▸ **DO THIS**:
Below are the records; pull every line that includes "Discussion".

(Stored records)
##############################
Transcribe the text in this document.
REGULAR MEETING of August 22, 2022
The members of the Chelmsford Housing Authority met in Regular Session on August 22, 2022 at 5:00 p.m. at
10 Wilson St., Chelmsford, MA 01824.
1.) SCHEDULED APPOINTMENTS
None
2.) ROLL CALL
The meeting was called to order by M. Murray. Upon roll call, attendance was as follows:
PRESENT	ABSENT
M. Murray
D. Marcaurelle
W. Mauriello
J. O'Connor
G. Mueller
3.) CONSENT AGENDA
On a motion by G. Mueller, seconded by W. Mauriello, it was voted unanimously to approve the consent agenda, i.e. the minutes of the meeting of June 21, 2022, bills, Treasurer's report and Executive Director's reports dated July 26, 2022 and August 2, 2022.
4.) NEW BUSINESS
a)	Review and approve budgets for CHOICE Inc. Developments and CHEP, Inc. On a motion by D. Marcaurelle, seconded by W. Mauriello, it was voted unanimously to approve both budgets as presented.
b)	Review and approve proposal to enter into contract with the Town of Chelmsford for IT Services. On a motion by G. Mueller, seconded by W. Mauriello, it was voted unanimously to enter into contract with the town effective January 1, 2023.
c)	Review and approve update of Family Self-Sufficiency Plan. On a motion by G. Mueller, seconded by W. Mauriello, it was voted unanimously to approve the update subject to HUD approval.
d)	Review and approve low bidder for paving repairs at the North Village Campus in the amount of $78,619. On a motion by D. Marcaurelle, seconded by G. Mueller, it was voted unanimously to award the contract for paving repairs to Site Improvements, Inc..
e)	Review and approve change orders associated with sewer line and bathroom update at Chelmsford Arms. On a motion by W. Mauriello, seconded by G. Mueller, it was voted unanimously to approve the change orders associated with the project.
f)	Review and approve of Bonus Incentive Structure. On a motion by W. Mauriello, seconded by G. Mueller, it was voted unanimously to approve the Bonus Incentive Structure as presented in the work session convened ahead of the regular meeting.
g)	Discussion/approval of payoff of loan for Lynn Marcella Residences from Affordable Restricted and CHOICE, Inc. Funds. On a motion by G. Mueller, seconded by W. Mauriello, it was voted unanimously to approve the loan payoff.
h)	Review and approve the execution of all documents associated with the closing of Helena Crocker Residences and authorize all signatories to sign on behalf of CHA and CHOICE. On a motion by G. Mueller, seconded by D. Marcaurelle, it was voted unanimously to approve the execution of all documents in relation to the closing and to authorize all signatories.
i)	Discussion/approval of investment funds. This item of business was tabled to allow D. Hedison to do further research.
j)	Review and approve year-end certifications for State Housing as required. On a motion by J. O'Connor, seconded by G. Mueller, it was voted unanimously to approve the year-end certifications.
##############################
▸ **EXERCISE OUTPUT**:
g)	Discussion/approval of payoff of loan for Lynn Marcella Residences from Affordable Restricted and CHOICE, Inc. Funds. On a motion by G. Mueller, seconded by W. Mauriello, it was voted unanimously to approve the loan payoff.
i)	Discussion/approval of investment funds. This item of business was tabled to allow D. Hedison to do further research.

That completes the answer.